Records from a collection of figures:
++++++++++
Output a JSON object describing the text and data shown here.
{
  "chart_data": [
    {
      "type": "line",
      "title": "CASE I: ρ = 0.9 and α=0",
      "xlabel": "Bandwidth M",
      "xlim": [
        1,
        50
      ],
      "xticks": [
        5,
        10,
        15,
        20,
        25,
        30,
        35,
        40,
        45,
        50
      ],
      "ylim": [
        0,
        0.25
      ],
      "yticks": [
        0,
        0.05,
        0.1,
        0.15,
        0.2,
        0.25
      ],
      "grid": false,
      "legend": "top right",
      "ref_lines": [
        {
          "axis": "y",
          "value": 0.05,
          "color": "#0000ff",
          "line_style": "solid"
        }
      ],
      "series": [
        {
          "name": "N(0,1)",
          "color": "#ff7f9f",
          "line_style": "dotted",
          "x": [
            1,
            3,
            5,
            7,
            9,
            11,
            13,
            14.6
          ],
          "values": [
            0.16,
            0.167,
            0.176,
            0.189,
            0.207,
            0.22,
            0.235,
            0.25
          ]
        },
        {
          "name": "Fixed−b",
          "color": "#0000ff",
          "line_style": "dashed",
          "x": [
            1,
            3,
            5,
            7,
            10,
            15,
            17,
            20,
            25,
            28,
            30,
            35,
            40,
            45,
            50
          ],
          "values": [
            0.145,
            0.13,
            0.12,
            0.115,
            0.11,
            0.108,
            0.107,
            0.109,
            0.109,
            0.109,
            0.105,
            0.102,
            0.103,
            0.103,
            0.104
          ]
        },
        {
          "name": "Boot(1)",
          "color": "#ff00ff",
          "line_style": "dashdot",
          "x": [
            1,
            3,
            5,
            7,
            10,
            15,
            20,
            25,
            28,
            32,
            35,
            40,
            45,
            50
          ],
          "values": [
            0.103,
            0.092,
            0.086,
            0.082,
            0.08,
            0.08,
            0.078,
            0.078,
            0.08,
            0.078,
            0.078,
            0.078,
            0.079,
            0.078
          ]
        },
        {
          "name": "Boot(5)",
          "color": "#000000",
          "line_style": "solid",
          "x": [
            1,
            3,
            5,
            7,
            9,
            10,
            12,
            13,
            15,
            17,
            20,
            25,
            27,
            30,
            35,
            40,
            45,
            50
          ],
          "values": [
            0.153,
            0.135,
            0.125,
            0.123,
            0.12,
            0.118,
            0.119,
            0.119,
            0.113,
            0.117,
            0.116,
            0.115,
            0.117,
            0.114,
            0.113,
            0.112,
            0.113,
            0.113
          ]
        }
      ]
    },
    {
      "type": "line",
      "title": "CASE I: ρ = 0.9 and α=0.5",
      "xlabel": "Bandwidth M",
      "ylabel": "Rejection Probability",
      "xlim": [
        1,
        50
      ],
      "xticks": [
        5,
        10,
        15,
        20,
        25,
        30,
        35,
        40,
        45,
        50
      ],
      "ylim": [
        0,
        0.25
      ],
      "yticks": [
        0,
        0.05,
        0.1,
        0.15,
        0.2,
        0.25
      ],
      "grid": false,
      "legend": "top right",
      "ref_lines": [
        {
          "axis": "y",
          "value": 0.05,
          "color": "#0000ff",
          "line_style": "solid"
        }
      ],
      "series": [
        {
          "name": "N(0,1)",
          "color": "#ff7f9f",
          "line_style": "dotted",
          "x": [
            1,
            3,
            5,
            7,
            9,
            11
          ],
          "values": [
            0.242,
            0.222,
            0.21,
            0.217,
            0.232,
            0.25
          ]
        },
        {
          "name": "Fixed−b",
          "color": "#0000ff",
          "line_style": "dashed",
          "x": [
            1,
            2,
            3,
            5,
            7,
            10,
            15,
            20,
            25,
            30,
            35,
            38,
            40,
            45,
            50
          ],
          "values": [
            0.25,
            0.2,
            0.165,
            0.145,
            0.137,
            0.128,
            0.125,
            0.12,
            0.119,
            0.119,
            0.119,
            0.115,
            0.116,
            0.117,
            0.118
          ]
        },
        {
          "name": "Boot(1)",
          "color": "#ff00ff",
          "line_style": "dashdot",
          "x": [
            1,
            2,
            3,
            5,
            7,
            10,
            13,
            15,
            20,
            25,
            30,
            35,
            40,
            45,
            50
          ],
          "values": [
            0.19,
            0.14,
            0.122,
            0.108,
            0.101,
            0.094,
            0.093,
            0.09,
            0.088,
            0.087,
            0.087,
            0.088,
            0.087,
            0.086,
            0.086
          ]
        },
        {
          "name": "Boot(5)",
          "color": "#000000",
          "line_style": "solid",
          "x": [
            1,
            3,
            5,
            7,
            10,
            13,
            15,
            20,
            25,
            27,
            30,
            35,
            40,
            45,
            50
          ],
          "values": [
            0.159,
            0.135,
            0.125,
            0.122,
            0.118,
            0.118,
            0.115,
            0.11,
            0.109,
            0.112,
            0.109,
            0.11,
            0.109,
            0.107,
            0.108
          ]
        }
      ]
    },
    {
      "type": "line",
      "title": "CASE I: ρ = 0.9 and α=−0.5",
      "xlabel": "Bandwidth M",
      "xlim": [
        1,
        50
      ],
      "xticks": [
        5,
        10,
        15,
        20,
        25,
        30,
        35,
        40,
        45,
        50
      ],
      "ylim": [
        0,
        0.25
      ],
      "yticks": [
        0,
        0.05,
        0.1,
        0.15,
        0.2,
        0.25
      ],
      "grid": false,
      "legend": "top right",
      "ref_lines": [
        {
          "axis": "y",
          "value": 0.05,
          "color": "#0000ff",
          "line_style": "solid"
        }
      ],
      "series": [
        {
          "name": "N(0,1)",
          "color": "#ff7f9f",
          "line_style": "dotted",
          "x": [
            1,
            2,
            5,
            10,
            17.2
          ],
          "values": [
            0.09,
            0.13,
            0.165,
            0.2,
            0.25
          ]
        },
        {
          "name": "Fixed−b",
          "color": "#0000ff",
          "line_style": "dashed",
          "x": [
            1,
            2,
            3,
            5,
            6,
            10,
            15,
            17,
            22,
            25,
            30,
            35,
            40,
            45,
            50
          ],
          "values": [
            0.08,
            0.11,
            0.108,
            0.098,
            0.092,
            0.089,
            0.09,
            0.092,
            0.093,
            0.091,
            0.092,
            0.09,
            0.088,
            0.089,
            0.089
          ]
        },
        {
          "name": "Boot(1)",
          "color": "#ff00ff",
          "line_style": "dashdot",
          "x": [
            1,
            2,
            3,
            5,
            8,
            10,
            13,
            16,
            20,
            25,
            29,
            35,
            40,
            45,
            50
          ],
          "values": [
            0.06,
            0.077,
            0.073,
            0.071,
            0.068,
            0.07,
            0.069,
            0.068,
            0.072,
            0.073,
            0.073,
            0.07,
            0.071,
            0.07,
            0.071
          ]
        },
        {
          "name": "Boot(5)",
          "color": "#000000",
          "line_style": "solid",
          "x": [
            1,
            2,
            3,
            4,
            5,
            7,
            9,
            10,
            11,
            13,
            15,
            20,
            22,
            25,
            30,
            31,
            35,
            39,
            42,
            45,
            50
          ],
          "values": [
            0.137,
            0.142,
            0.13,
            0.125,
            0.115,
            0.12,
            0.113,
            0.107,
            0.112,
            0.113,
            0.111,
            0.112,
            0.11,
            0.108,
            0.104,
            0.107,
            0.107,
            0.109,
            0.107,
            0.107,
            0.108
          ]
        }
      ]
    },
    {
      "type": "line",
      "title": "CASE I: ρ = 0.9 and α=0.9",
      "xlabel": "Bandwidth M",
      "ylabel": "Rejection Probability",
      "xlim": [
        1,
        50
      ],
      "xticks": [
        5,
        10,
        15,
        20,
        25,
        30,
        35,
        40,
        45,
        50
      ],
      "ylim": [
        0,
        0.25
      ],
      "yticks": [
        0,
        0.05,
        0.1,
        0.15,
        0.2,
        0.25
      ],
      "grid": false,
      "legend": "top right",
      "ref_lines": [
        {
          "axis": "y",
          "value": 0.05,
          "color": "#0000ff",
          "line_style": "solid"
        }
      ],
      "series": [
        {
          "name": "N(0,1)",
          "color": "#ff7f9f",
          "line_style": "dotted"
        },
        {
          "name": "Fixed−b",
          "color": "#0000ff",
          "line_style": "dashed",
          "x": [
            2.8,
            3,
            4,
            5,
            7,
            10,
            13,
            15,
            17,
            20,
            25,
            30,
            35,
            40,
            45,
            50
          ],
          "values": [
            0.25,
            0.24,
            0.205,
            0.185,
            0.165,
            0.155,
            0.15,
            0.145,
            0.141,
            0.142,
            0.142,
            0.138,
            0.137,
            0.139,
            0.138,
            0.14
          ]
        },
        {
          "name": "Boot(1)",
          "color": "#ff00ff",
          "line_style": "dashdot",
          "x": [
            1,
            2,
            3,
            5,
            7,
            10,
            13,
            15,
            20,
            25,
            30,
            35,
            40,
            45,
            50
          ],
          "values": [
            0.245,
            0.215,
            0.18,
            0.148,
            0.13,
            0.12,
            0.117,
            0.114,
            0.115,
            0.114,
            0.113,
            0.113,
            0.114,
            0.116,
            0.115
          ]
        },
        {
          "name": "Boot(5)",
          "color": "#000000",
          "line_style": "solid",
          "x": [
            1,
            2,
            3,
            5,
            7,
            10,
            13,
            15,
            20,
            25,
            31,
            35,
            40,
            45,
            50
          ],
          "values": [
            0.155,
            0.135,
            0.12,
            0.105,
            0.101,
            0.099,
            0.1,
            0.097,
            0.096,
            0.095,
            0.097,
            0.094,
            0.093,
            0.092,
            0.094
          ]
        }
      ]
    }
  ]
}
++++++++++
▶ Work to complete:
Find every line with "title" in the listing and state how many there are, nothing else.

▶ Task result:
4